REQUIREMENTS: Using the data below, determine the number of lines that include the string "JSON". Write only that number.
── INPUT RECORDS ──
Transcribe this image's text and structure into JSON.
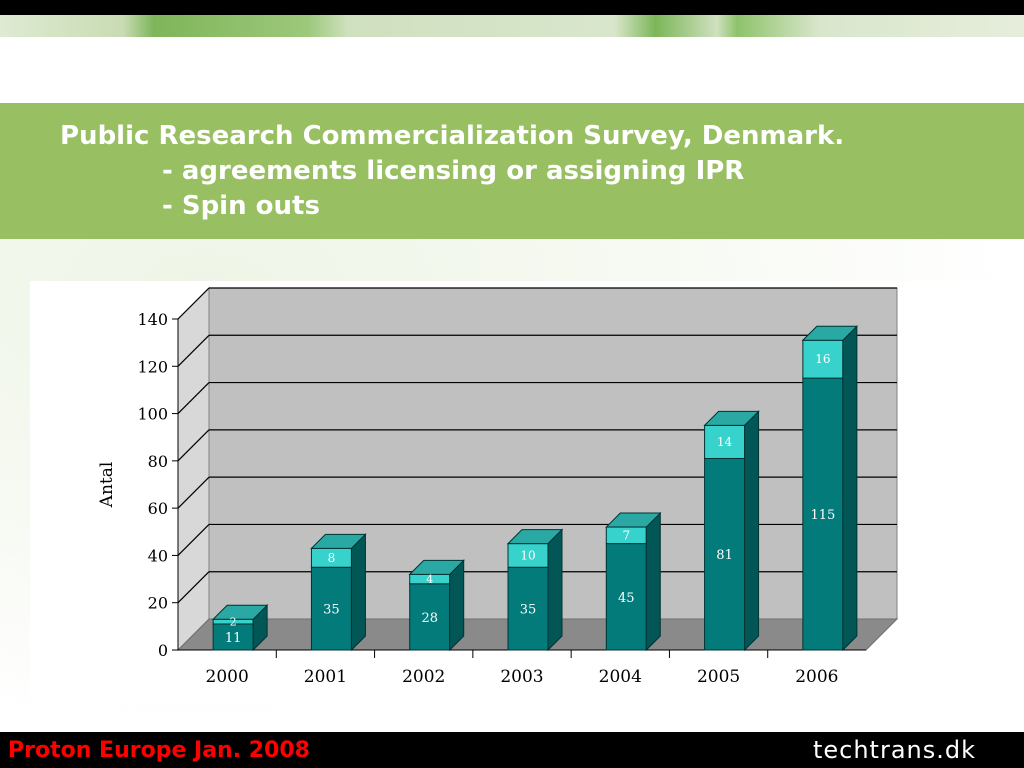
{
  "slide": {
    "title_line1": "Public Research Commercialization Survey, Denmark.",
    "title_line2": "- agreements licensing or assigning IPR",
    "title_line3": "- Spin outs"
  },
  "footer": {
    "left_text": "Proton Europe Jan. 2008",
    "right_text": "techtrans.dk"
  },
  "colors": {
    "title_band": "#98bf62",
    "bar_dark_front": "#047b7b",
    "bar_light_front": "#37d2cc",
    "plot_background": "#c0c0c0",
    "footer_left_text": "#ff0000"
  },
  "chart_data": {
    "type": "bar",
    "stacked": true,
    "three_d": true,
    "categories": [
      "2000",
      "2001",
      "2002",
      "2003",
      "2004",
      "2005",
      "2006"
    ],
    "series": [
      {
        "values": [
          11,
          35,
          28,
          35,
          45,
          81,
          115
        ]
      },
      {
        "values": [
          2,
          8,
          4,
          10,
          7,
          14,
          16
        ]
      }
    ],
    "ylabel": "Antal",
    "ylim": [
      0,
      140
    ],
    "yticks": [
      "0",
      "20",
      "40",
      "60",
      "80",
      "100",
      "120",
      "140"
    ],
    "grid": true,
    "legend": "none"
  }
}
───
── INPUT RECORDS ──
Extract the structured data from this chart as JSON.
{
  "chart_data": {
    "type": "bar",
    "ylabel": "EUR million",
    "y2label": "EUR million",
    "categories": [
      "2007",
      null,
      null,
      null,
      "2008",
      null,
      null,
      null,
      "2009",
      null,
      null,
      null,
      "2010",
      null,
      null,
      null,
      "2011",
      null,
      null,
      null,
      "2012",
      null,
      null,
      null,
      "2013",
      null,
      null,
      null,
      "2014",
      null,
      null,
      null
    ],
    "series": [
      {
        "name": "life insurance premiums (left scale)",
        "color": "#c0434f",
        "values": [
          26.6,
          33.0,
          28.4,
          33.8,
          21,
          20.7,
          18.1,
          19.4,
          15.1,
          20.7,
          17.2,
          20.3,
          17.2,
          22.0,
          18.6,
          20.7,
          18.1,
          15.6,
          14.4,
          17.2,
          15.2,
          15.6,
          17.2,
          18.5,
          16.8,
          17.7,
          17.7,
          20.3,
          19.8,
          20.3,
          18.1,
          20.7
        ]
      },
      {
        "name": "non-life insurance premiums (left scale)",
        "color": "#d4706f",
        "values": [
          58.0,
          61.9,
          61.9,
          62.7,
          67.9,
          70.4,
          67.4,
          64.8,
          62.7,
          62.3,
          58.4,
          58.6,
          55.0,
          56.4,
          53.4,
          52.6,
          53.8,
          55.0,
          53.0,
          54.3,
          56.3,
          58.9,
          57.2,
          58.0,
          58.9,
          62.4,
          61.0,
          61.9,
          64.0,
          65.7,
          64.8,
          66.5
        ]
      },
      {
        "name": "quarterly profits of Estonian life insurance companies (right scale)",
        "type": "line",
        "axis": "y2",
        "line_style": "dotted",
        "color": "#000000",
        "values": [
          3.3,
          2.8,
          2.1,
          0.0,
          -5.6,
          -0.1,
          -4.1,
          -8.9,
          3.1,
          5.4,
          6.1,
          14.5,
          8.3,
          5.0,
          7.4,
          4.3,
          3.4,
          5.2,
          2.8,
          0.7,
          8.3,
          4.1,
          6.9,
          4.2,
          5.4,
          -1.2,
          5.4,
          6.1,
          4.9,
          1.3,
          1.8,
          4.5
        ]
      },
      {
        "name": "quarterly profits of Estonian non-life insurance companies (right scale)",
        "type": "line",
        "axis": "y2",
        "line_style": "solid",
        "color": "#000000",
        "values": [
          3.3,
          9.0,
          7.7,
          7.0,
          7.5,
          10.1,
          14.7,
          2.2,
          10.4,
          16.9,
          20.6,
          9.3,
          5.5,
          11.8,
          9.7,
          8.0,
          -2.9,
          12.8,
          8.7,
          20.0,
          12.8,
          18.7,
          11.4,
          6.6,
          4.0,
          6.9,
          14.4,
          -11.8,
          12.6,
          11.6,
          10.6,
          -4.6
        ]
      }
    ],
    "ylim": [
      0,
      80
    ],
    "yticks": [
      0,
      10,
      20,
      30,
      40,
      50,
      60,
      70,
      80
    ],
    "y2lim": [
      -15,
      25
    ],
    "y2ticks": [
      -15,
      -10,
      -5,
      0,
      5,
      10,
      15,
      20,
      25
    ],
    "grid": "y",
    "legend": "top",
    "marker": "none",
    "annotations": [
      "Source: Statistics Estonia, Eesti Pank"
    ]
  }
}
───
FINISHED TASK: 2